(SHORT EXERCISE) Note how many lines include the word "JSON", and give that number by itself.

── DATASET CONTENT ──

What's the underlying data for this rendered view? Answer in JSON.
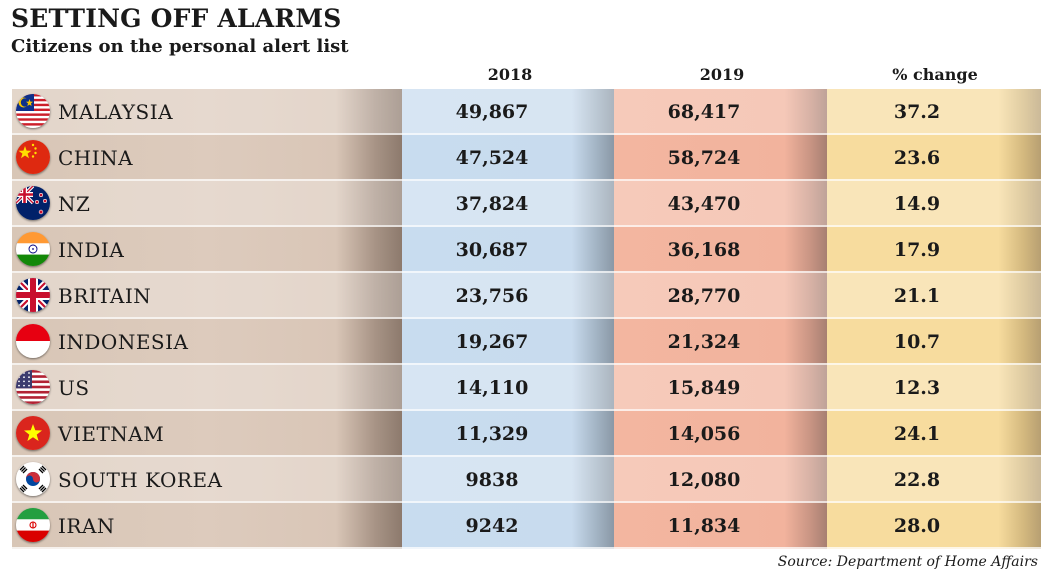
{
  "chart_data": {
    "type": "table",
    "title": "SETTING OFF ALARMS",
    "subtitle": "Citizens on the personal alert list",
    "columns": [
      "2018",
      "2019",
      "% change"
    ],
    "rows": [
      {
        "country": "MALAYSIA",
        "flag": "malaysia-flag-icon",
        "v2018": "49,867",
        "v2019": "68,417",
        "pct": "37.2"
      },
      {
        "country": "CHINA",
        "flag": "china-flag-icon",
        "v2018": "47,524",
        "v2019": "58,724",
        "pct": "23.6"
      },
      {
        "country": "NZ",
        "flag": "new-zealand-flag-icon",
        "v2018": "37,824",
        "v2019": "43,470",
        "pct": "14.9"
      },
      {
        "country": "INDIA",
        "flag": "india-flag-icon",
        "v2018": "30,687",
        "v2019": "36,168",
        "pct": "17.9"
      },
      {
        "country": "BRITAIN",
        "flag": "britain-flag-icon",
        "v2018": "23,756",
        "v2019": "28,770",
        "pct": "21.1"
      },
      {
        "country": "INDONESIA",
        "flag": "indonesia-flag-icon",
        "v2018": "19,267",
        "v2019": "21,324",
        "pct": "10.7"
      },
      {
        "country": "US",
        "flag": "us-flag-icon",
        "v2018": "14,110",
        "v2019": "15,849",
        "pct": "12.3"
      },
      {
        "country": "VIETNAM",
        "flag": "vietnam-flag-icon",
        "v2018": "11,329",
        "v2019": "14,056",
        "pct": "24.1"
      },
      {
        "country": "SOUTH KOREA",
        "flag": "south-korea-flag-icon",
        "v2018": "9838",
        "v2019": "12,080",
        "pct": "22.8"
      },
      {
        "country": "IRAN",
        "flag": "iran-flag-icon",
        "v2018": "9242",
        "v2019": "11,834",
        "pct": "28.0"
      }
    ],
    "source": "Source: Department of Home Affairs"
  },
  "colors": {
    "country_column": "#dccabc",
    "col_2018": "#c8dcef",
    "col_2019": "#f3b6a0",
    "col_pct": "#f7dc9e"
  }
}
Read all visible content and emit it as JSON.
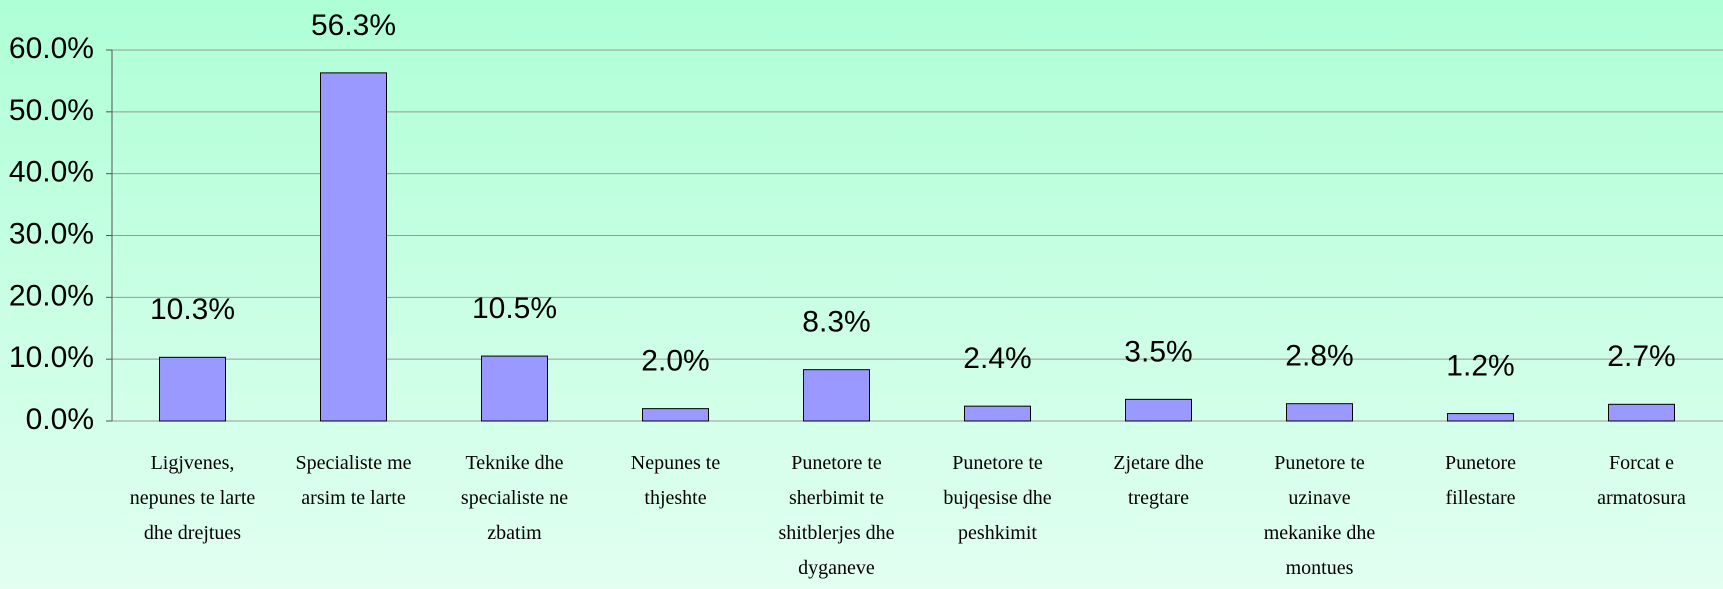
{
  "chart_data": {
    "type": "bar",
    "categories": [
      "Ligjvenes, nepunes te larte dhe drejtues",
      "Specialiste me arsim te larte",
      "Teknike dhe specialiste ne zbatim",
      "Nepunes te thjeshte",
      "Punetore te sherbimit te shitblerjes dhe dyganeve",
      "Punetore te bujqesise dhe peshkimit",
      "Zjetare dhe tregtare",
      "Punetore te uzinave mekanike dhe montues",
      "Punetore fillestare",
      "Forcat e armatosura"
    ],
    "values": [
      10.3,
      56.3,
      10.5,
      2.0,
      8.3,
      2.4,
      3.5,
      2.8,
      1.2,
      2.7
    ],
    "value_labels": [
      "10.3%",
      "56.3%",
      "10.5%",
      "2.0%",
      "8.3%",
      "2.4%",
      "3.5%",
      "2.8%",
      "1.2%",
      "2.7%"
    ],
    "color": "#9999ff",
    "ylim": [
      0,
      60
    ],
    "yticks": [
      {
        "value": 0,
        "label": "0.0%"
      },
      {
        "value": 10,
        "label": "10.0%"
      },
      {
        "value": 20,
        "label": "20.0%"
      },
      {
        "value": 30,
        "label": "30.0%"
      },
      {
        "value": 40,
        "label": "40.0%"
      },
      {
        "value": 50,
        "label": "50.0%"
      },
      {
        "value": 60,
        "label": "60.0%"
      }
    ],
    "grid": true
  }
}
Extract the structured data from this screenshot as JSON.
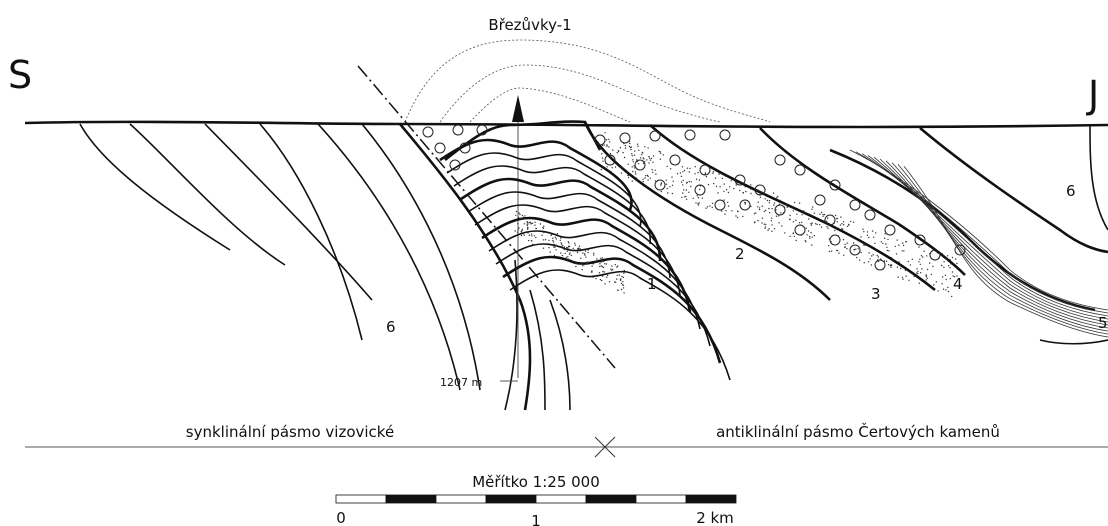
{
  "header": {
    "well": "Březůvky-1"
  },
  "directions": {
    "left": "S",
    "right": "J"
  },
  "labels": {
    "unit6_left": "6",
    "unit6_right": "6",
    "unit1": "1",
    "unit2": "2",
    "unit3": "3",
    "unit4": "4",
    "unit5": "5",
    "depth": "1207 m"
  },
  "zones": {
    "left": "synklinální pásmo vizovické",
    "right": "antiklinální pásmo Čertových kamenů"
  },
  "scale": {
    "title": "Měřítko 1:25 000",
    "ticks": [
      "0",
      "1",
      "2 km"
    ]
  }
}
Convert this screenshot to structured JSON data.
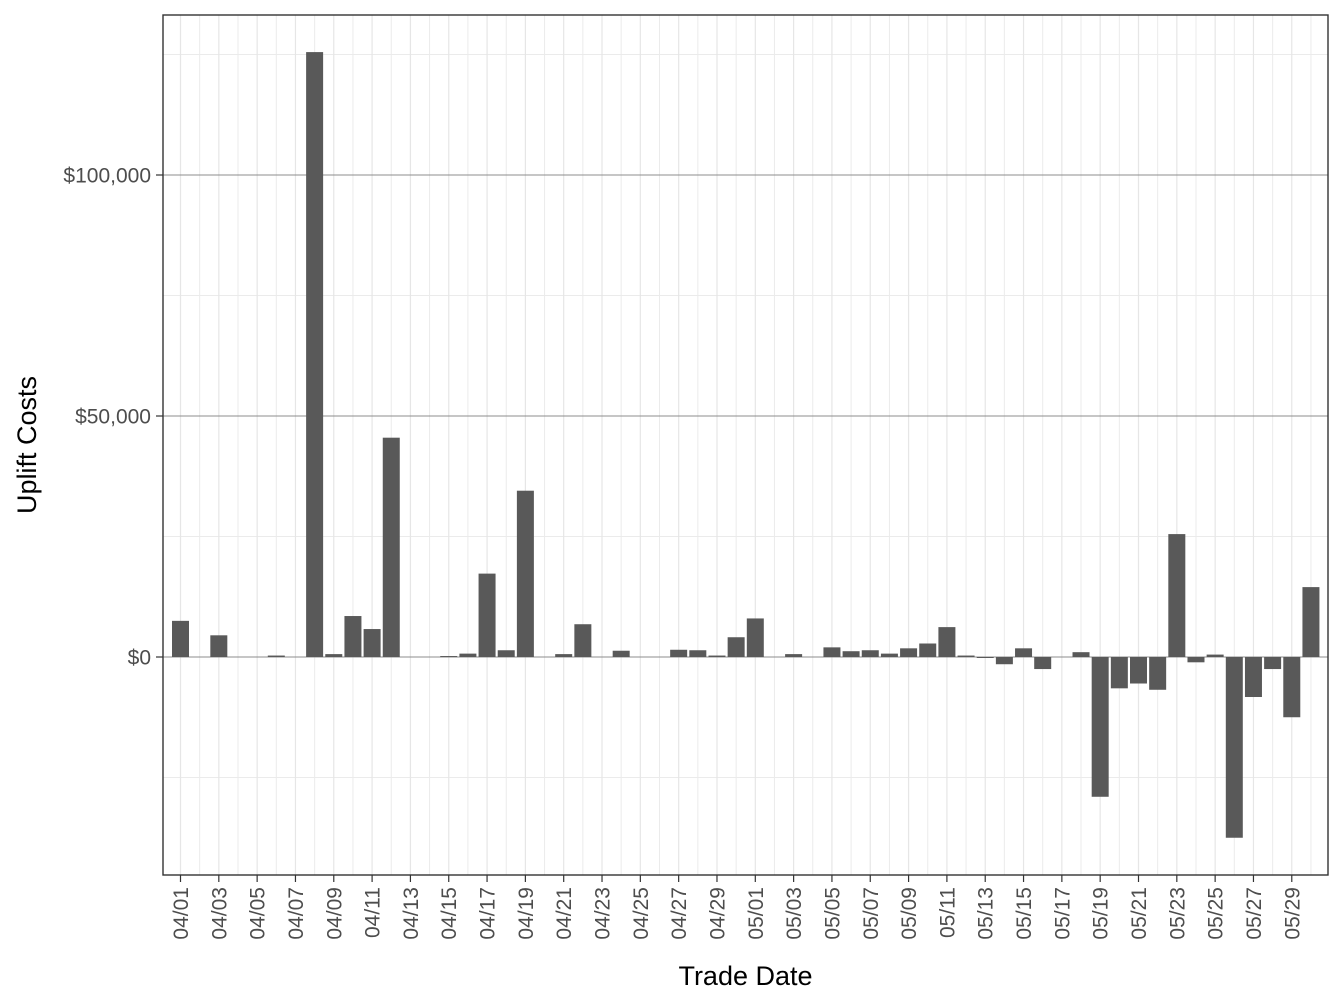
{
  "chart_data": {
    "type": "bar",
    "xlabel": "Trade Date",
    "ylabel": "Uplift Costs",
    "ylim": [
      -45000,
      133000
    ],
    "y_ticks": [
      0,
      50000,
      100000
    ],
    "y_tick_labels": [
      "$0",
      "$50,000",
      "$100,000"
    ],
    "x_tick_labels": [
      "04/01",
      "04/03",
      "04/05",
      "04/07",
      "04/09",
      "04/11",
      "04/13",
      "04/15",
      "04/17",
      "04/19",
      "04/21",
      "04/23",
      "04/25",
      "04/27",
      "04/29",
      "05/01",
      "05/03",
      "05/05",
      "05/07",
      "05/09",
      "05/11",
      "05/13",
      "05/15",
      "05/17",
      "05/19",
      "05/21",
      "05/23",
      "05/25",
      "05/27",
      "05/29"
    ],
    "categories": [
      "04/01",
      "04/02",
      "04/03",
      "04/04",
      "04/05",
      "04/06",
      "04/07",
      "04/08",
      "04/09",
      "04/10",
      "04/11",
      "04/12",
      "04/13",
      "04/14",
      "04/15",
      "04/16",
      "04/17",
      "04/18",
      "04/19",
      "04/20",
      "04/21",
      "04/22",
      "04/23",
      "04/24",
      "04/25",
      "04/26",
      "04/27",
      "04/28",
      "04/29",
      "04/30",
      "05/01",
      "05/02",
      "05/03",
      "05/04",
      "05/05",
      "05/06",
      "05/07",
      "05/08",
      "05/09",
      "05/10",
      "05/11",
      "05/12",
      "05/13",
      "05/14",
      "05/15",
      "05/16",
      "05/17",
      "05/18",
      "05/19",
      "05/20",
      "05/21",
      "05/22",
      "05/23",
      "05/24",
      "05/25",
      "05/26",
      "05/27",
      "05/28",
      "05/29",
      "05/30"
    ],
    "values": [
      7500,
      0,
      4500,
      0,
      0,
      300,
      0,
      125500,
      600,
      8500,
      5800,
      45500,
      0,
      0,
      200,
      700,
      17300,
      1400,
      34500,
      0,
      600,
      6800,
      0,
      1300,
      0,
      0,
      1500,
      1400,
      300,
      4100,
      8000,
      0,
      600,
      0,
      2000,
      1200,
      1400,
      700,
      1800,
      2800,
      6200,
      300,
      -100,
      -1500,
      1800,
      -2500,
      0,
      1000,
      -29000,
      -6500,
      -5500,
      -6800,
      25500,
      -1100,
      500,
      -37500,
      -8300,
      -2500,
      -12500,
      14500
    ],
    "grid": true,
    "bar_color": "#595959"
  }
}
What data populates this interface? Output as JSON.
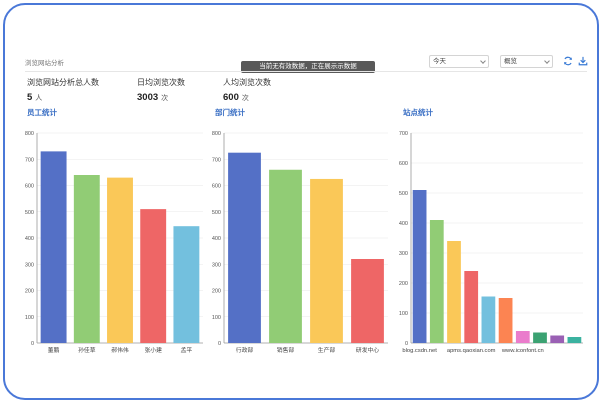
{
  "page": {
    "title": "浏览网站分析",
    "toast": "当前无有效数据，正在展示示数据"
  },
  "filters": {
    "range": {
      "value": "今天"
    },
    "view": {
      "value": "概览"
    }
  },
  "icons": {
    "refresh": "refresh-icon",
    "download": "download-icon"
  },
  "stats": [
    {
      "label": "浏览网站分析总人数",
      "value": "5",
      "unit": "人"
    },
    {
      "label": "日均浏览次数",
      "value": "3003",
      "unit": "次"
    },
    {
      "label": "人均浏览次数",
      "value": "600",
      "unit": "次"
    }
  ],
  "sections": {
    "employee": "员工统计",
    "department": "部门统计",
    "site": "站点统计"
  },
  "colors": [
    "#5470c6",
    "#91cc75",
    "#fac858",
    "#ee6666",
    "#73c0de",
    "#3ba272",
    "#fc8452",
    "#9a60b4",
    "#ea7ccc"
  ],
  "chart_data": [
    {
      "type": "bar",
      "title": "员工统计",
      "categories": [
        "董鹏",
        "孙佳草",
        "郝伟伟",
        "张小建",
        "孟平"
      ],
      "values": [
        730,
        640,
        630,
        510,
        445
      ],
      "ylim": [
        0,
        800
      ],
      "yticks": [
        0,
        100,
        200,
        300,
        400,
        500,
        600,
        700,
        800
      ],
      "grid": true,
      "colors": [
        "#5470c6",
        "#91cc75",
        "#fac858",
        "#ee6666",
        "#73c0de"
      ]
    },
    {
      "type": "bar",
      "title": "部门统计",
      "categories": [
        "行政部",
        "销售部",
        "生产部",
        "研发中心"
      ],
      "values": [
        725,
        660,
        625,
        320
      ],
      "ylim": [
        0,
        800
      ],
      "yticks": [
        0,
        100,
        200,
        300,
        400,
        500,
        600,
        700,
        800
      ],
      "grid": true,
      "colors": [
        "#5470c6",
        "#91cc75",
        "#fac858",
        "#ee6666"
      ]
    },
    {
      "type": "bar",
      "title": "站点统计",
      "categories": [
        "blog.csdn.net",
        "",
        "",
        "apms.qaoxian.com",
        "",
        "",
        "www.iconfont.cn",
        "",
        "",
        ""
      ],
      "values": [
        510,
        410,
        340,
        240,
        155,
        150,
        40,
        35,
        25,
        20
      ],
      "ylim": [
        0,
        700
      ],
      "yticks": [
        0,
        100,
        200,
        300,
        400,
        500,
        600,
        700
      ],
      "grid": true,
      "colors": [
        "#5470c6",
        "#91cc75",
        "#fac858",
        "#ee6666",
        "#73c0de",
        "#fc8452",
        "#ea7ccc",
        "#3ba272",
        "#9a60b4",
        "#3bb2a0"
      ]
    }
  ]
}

───

(WORKED SOLUTION) 5